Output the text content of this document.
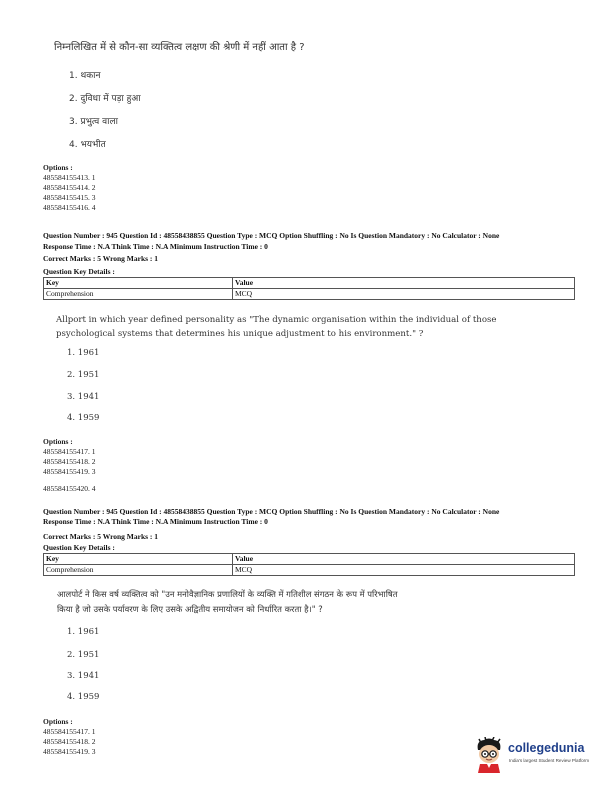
निम्नलिखित में से कौन-सा व्यक्तित्व लक्षण की श्रेणी में नहीं आता है ?
1. थकान
2. दुविधा में पड़ा हुआ
3. प्रभुत्व वाला
4. भयभीत
Options :
485584155413. 1
485584155414. 2
485584155415. 3
485584155416. 4
Question Number : 945 Question Id : 48558438855 Question Type : MCQ Option Shuffling : No Is Question Mandatory : No Calculator : None
Response Time : N.A Think Time : N.A Minimum Instruction Time : 0
Correct Marks : 5 Wrong Marks : 1
Question Key Details :
Key	Value
Comprehension	MCQ
Allport in which year defined personality as "The dynamic organisation within the individual of those
psychological systems that determines his unique adjustment to his environment." ?
1. 1961
2. 1951
3. 1941
4. 1959
Options :
485584155417. 1
485584155418. 2
485584155419. 3
485584155420. 4
Question Number : 945 Question Id : 48558438855 Question Type : MCQ Option Shuffling : No Is Question Mandatory : No Calculator : None
Response Time : N.A Think Time : N.A Minimum Instruction Time : 0
Correct Marks : 5 Wrong Marks : 1
Question Key Details :
Key	Value
Comprehension	MCQ
आलपोर्ट ने किस वर्ष व्यक्तित्व को "उन मनोवैज्ञानिक प्रणालियों के व्यक्ति में गतिशील संगठन के रूप में परिभाषित
किया है जो उसके पर्यावरण के लिए उसके अद्वितीय समायोजन को निर्धारित करता है।" ?
1. 1961
2. 1951
3. 1941
4. 1959
Options :
485584155417. 1
485584155418. 2
485584155419. 3	collegedunia
India's largest Student Review Platform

◆ ◆ ◆

**DO THIS**
Repeat the records above exactly, omitting every picture.

**THE RESULT**
Output the text content of this document.
निम्नलिखित में से कौन-सा व्यक्तित्व लक्षण की श्रेणी में नहीं आता है ?
1. थकान
2. दुविधा में पड़ा हुआ
3. प्रभुत्व वाला
4. भयभीत
Options :
485584155413. 1
485584155414. 2
485584155415. 3
485584155416. 4
Question Number : 945 Question Id : 48558438855 Question Type : MCQ Option Shuffling : No Is Question Mandatory : No Calculator : None
Response Time : N.A Think Time : N.A Minimum Instruction Time : 0
Correct Marks : 5 Wrong Marks : 1
Question Key Details :
Key	Value
Comprehension	MCQ
Allport in which year defined personality as "The dynamic organisation within the individual of those
psychological systems that determines his unique adjustment to his environment." ?
1. 1961
2. 1951
3. 1941
4. 1959
Options :
485584155417. 1
485584155418. 2
485584155419. 3
485584155420. 4
Question Number : 945 Question Id : 48558438855 Question Type : MCQ Option Shuffling : No Is Question Mandatory : No Calculator : None
Response Time : N.A Think Time : N.A Minimum Instruction Time : 0
Correct Marks : 5 Wrong Marks : 1
Question Key Details :
Key	Value
Comprehension	MCQ
आलपोर्ट ने किस वर्ष व्यक्तित्व को "उन मनोवैज्ञानिक प्रणालियों के व्यक्ति में गतिशील संगठन के रूप में परिभाषित
किया है जो उसके पर्यावरण के लिए उसके अद्वितीय समायोजन को निर्धारित करता है।" ?
1. 1961
2. 1951
3. 1941
4. 1959
Options :
485584155417. 1
485584155418. 2
485584155419. 3	collegedunia
India's largest Student Review Platform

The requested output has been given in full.